## [TASK TO CARRY OUT]
Report how many lines hold the word "text"; answer with the number alone.
##### TASK INPUTS #####
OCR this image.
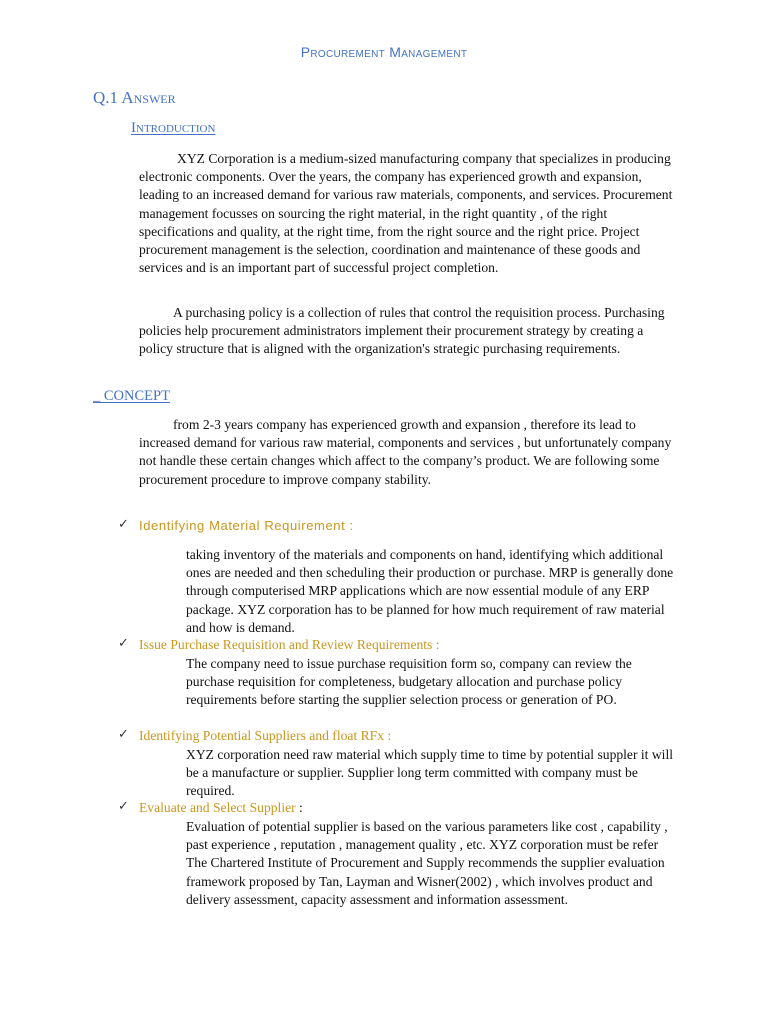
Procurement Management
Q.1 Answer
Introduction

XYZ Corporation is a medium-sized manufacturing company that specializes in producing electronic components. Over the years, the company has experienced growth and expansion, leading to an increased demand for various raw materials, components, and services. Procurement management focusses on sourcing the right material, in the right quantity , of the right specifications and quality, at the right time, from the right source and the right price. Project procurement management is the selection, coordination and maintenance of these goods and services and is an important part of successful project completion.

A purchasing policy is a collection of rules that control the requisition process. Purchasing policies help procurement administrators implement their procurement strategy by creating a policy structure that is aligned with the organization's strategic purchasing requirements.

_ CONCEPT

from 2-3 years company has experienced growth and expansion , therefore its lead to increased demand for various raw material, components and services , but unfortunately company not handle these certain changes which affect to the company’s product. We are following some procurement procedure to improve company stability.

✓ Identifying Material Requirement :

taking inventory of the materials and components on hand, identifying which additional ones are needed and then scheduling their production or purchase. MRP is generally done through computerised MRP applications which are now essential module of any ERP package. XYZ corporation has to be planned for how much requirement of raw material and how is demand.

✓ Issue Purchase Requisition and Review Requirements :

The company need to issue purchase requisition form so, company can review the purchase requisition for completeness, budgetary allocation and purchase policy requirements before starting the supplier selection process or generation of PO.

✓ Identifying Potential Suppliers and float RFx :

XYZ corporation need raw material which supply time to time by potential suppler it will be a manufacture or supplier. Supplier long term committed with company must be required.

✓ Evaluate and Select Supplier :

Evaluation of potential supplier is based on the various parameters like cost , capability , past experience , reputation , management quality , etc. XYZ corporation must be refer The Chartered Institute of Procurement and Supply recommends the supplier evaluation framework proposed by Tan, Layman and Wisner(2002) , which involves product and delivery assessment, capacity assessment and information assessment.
#####
##### TASK INPUTS #####
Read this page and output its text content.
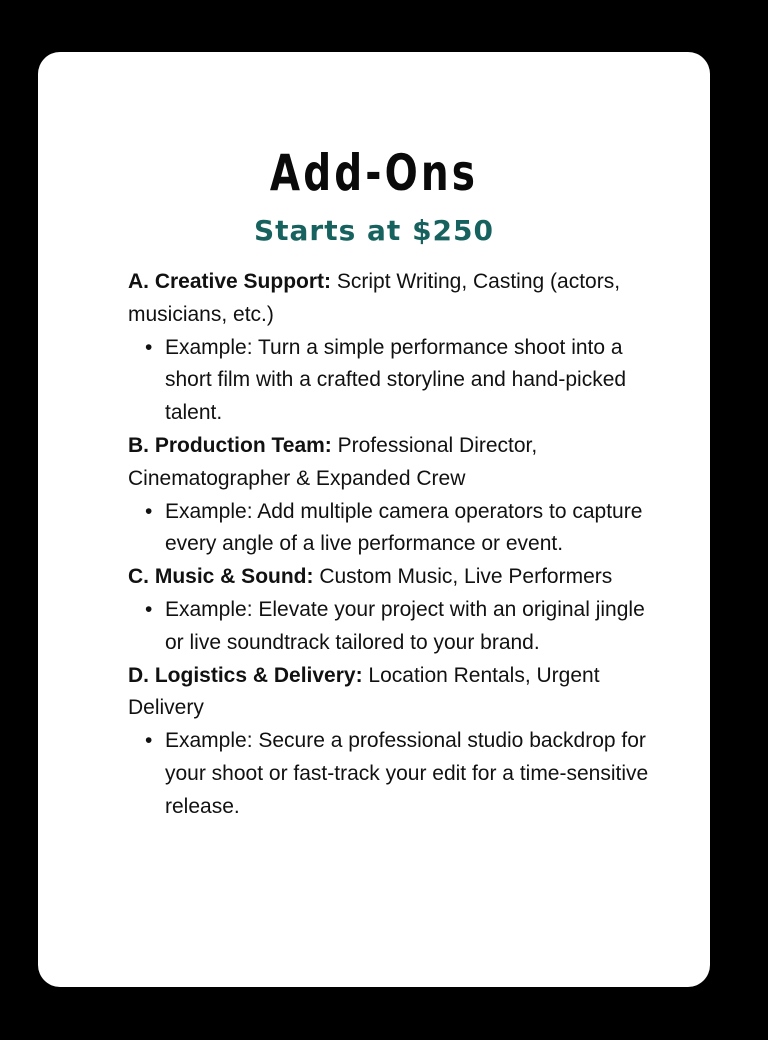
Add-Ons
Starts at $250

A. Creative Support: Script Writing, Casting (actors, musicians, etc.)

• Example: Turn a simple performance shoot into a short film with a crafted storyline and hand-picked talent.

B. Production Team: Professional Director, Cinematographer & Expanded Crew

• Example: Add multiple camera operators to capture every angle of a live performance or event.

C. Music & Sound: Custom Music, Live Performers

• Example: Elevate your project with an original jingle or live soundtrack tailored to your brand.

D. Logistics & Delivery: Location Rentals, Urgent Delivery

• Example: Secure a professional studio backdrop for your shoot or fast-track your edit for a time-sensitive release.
#####
##### TASK INPUTS #####
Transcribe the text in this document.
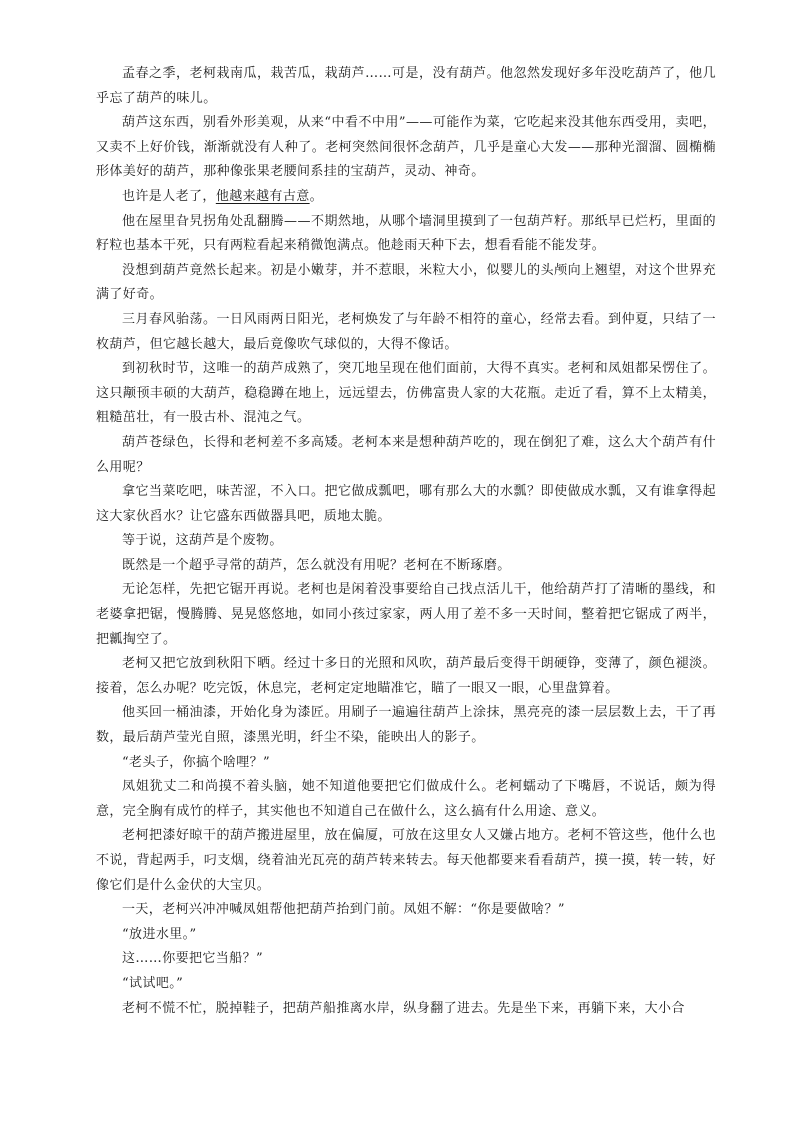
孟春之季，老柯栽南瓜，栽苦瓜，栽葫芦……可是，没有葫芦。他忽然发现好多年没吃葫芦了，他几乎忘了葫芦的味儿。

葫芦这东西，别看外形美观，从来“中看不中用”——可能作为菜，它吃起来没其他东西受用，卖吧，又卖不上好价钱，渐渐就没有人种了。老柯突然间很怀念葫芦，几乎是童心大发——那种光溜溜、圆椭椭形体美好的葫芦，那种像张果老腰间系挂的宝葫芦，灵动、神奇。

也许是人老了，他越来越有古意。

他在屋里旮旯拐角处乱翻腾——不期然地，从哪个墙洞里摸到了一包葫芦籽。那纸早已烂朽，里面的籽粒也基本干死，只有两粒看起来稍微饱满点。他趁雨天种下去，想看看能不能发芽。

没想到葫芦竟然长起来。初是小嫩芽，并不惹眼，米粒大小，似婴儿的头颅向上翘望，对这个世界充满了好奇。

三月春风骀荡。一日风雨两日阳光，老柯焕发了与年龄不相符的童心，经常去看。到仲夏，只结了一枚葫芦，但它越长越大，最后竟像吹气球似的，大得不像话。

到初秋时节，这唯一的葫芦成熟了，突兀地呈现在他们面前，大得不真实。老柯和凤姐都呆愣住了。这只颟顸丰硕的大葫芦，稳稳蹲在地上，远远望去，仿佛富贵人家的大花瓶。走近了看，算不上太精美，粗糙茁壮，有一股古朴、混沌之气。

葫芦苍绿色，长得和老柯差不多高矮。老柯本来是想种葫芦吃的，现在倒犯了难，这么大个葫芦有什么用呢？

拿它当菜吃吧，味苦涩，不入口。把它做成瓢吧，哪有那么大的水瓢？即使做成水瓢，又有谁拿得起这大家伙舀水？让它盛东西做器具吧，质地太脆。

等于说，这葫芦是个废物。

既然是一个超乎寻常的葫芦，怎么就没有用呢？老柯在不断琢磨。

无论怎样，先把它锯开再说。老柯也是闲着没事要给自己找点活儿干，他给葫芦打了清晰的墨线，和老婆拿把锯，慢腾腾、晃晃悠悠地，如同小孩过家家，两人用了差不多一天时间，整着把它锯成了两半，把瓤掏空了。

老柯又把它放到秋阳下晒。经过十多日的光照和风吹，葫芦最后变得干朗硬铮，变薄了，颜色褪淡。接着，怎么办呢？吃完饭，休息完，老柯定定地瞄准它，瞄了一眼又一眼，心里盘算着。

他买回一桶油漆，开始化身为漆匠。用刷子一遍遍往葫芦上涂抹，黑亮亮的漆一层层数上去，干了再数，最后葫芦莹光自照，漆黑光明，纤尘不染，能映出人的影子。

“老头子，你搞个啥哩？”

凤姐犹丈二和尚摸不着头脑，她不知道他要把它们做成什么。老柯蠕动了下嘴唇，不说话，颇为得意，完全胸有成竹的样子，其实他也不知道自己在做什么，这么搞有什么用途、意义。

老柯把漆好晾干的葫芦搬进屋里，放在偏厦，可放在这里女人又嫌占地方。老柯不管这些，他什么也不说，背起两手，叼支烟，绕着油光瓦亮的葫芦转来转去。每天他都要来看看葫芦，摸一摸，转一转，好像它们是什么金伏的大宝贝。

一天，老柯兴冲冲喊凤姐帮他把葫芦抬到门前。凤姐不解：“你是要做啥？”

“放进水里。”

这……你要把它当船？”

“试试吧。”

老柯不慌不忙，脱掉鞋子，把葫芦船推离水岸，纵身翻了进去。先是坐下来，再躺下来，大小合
#####
## [ANSWER TO THIS PROBLEM]
2